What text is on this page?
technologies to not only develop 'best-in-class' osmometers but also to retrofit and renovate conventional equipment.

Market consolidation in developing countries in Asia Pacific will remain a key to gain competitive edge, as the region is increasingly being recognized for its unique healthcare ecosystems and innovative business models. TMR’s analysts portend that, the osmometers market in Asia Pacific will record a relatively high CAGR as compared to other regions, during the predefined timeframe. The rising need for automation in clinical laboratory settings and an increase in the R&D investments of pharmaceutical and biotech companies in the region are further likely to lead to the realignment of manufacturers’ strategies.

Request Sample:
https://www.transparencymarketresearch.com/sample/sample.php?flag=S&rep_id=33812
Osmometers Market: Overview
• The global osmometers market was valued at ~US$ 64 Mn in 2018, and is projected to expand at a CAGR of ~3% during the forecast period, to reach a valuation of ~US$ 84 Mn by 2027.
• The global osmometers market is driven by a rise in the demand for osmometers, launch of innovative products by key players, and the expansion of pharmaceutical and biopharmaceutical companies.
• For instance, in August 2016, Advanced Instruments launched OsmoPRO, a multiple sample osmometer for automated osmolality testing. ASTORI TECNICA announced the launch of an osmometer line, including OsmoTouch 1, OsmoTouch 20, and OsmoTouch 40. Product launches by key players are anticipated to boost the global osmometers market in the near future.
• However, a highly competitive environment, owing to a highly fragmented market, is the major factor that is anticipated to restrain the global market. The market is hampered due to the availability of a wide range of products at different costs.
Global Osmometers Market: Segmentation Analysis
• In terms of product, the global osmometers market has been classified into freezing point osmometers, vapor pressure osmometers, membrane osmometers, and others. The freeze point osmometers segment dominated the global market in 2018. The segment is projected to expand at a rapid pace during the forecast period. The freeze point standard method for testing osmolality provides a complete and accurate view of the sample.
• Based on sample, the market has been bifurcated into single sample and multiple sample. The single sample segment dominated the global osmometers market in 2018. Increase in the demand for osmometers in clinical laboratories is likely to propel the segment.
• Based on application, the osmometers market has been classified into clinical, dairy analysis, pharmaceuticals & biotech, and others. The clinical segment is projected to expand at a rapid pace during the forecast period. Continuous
^^^^^^^^
Copy, from the material above, each line in which the string "demand" occurs.

▸ Exercise output:
• The global osmometers market is driven by a rise in the demand for osmometers, launch of innovative products by key players, and the expansion of pharmaceutical and biopharmaceutical companies.
• Based on sample, the market has been bifurcated into single sample and multiple sample. The single sample segment dominated the global osmometers market in 2018. Increase in the demand for osmometers in clinical laboratories is likely to propel the segment.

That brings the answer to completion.